Quinze jours plus tard, elle m’attend au Bar Sportivo, quartier de la Petite Italie. Aucune autre femme en vue dans l’établissement. J’entre et elle aborde le sujet de la dissolution du groupe : « C’est ici qu’on s’est rencontrés pour se le dire. J’ai dit aux gars “j’peux plus” et ils ont dit “nous autres aussi”. »
Alors que Bobo me parlait du dernier album des Georges (Sangue puro, paru en 2006) comme la sortie de trop dans leur discographie, Poney préfère revenir sur leur dernier concert, à Suoni Per il Popolo :
« Deux semaines avant le show, Louis [Bobo] ne voulait plus le faire. Je me souviens être entrée dans une colère noire et être allée chez lui. J’ai ouvert la porte, j’ai attrapé les fruits dans le bol sur sa table et je les lui ai lancés, en lui criant : “Tu vas le faire, t’as pas le choix, tu peux pas nous faire ça”. »
Pour elle, l’aventure Georgesque a été une performance non-stop de sept ans. Beaucoup de boisson, beaucoup de tout le reste. Lors du dernier show du groupe, elle a vécu une expérience extrasensorielle : « Je me suis vue sortir de mon corps. Je me suis vue comme une espèce de “Fat Elvis” des années 70. » En d’autres mots : tout sonnait bien, tout était glam, mais l’esprit n’y était plus.
Elle me parle des relations du groupe avec la presse. De la fois où le groupe s’est filmé, alors que Bobo était déguisé en Olivier Lalande [ancien journaliste à l’hebdomadaire ICI]. « On a filmé ça, fait une VHS et envoyé la cassette au journal. C’était notre première interview. »
« Ç’a sonné à ma porte, explique Lalande, joint par email. Une camionnette a démarré en trombe au moment où j’ai ouvert, avec du monde derrière qui riait fort en faisant salut la main, comme dans une BD. Et ils m’avaient laissé une vidéocassette en guise d’”entrevue. Si je me souviens bien, mon papier se contentait de décrire la scène plus que les propos contenus dans la cassette. »
Après Les Georges, Poney a monté un projet avec Juini Booth, membre de la Sun Ra Arkestra. Trop beau pour être vrai… mort dans l’œuf. Elle a aussi joué dans Les Enfants Sauvages. Puis sous hypnose, avec l’artiste Georges Reboh : « J’ai commencé à sortir avec Georges, alors même que les Georges se terminaient. C’était très étrange. »

########

**Liste des tâches:**
1/ Répondez aux questions suivantes à partir du texte sur Les Georges :
(a) Dans quel bar Poney donne-t-elle rendez-vous ?
(b) En quelle année l'album Sangue puro est-il paru ?
(c) Avec quel membre de la Sun Ra Arkestra Poney a-t-elle monté un projet après Les Georges ?
2/ Relevez toutes les durées exprimées dans le texte sur Les Georges.
3/ Reproduisez mot pour mot tout le passage du texte sur Les Georges, depuis « Pour elle, l’aventure » jusqu'à « n’y était plus. ».

**Lignes:**
########

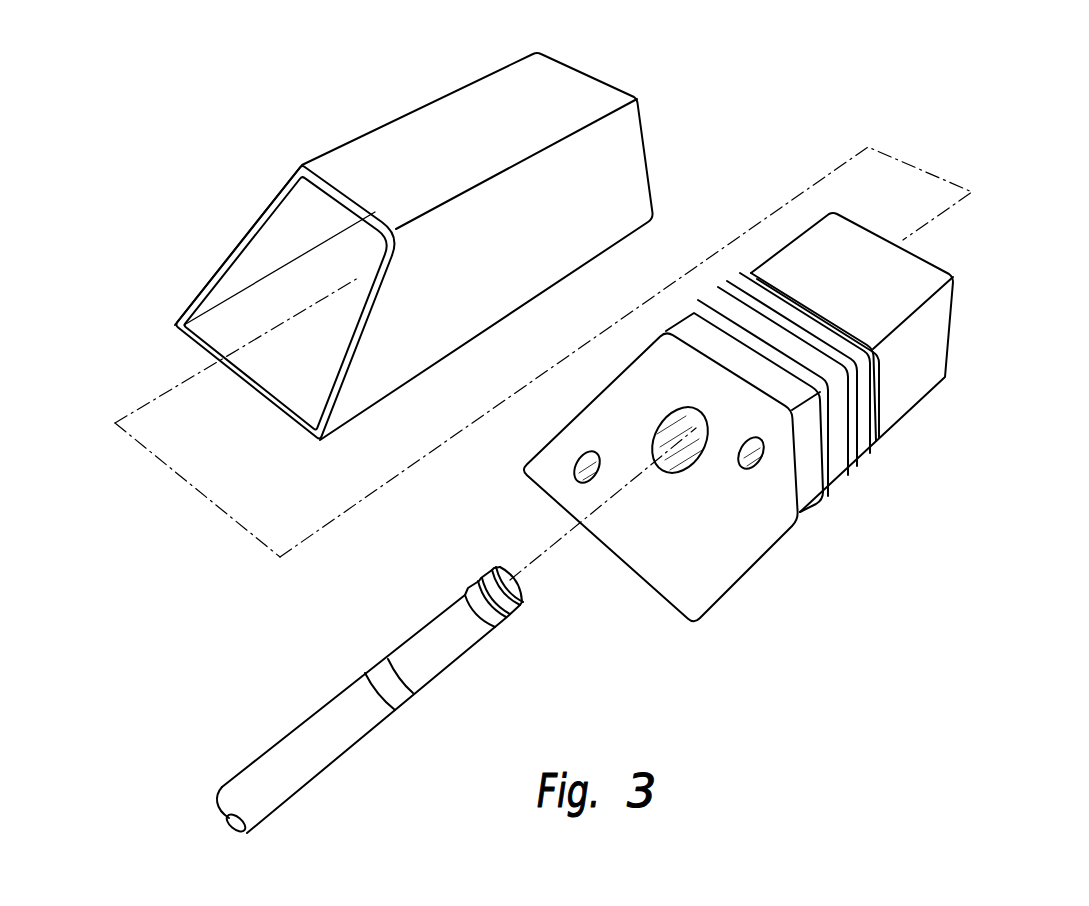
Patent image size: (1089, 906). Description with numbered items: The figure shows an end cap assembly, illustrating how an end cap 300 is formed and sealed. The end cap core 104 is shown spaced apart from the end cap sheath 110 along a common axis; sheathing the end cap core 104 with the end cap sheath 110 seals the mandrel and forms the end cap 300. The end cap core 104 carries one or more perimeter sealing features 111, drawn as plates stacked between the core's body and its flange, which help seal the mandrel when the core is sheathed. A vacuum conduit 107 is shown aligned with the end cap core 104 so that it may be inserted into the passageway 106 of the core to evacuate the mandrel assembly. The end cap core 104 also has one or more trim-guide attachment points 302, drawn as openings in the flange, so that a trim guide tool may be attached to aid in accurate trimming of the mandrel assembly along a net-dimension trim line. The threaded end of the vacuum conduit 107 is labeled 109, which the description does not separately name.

The end cap 300 is at (160, 110).
The end cap sheath 110 is at (401, 130).
The passageway 106 is at (673, 462).
The trim-guide attachment points 302 is at (747, 447).
The perimeter sealing features 111 is at (807, 502).
The end cap core 104 is at (923, 265).
The vacuum conduit 107 is at (317, 757).
The threaded connector end 109 is at (494, 626).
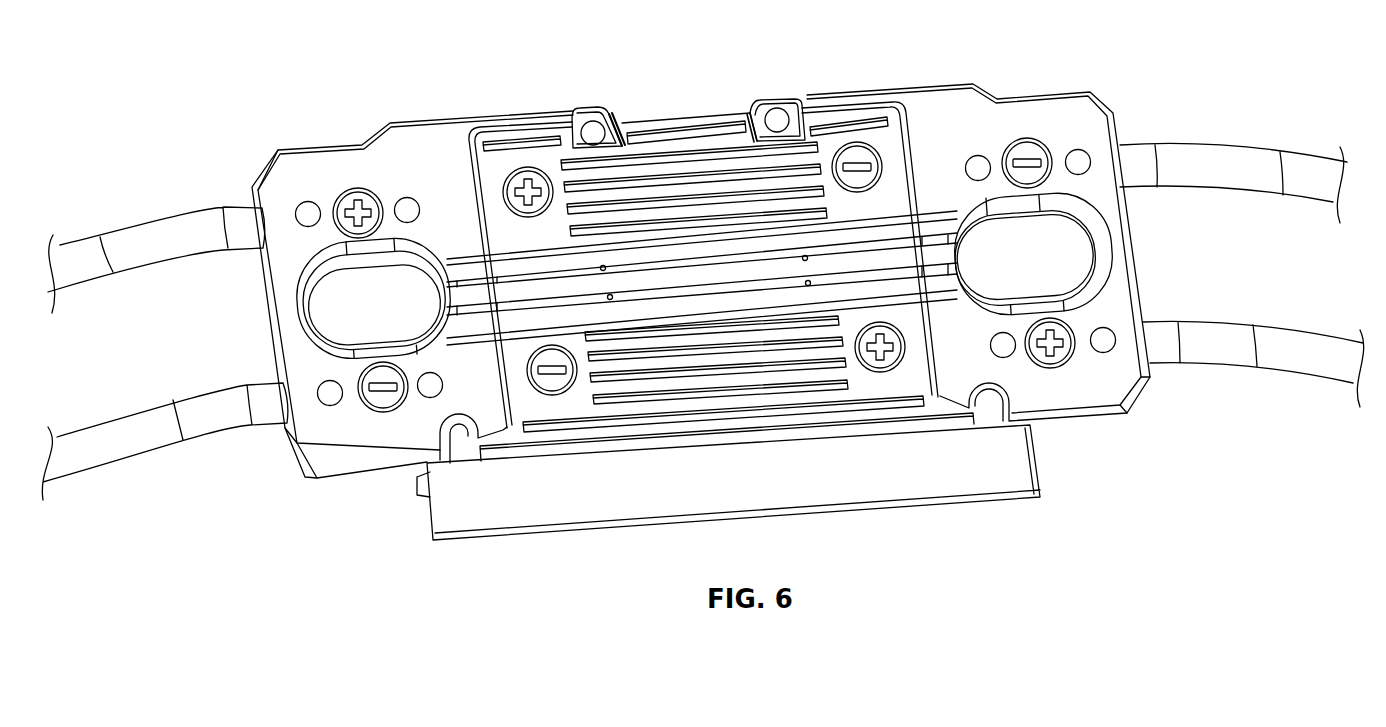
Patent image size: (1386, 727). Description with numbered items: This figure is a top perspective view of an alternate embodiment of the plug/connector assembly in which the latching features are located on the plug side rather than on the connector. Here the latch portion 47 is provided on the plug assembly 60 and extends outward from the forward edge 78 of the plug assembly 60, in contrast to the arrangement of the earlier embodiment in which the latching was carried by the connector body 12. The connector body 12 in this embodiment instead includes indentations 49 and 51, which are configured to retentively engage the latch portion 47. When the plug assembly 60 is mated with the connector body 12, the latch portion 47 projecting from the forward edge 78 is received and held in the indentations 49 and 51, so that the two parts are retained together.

The connector body 12 is at (686, 112).
The latch portion 47 is at (583, 121).
The indentation 49 is at (620, 135).
The indentation 51 is at (750, 117).
The plug assembly 60 is at (305, 160).
The forward edge 78 is at (463, 140).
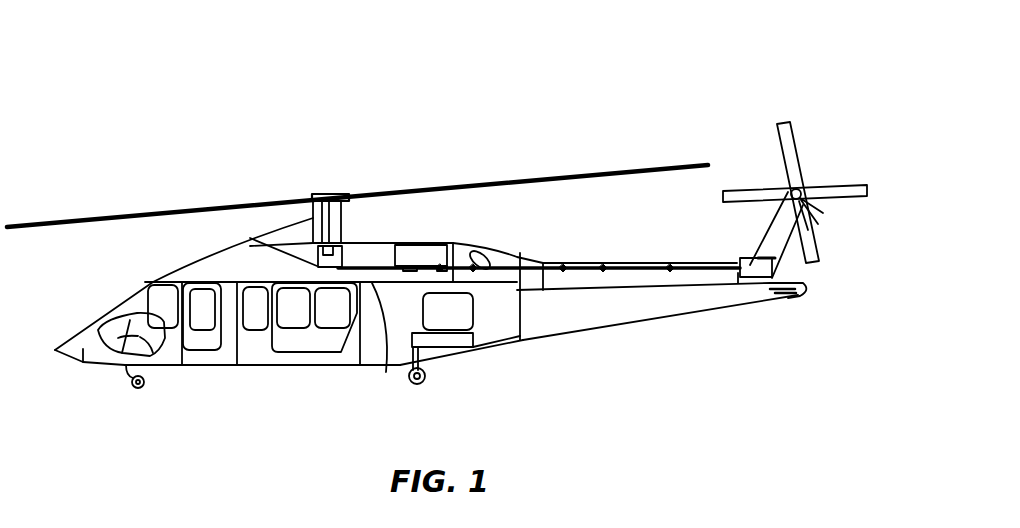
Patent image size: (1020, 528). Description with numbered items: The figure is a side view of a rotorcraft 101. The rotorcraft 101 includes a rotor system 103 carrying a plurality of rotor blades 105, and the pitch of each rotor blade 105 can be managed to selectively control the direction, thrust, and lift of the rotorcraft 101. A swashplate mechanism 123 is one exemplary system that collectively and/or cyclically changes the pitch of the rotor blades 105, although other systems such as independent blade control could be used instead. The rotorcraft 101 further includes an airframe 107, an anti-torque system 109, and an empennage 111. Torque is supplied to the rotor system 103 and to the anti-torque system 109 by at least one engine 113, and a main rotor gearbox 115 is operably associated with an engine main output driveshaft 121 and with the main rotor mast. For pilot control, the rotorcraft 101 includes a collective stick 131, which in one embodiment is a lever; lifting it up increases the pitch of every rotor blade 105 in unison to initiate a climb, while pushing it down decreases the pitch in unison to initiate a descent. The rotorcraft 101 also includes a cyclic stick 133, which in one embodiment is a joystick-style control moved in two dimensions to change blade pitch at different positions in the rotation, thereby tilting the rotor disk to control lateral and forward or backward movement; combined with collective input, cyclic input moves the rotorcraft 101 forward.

The rotorcraft 101 is at (231, 98).
The rotor system 103 is at (355, 181).
The rotor blades 105 is at (574, 174).
The airframe 107 is at (250, 367).
The anti-torque system 109 is at (818, 173).
The empennage 111 is at (648, 326).
The engine 113 is at (417, 243).
The main rotor gearbox 115 is at (250, 238).
The engine main output driveshaft 121 is at (387, 373).
The swashplate mechanism 123 is at (352, 234).
The collective stick 131 is at (124, 372).
The cyclic stick 133 is at (110, 328).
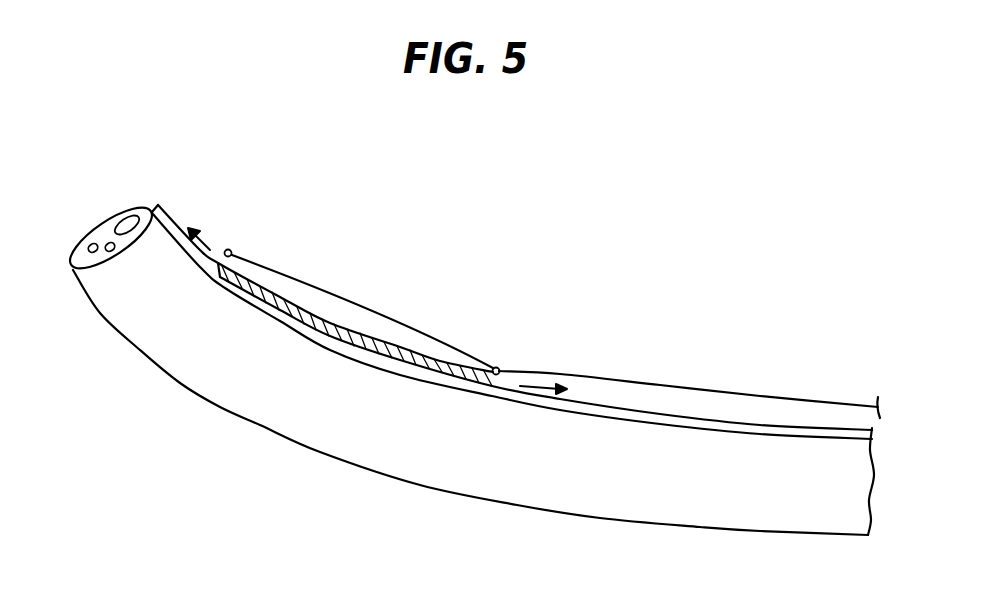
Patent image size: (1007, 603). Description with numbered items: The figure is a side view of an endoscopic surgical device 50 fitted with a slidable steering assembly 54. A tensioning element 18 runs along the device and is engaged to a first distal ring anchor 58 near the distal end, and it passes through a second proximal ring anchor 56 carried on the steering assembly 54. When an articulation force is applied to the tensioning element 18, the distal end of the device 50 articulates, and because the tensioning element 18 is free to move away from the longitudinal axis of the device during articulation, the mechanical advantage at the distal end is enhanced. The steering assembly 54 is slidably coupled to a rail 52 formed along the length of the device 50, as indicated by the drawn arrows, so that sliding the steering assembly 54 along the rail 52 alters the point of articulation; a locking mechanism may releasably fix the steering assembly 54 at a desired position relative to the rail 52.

The tensioning element 18 is at (363, 307).
The device 50 is at (157, 325).
The rail 52 is at (541, 406).
The steering assembly 54 is at (353, 354).
The second proximal ring anchor 56 is at (498, 366).
The first distal ring anchor 58 is at (229, 250).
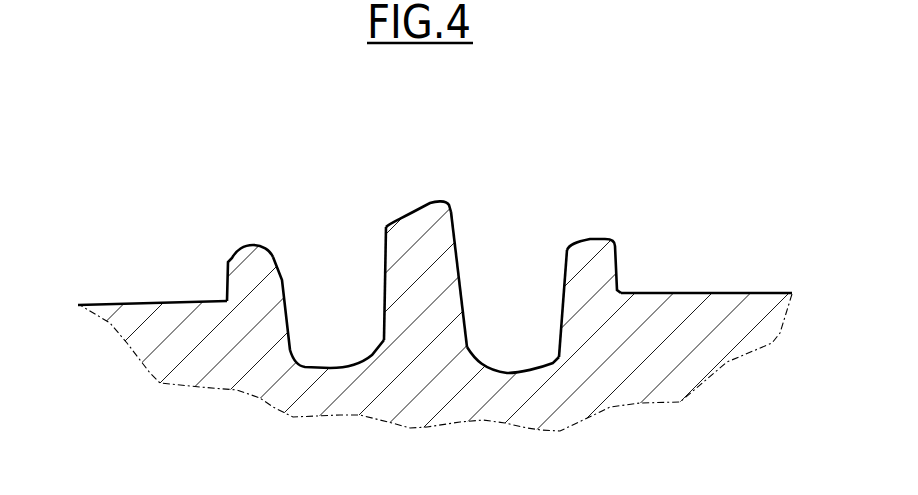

########

**Réponses par tâche:**
1/
(a) Au Bar Sportivo.
(b) En 2006.
(c) Avec Juini Booth.

2/
- quinze jours
- deux semaines
- sept ans

3/
Pour elle, l’aventure Georgesque a été une performance non-stop de sept ans. Beaucoup de boisson, beaucoup de tout le reste. Lors du dernier show du groupe, elle a vécu une expérience extrasensorielle : « Je me suis vue sortir de mon corps. Je me suis vue comme une espèce de “Fat Elvis” des années 70. » En d’autres mots : tout sonnait bien, tout était glam, mais l’esprit n’y était plus.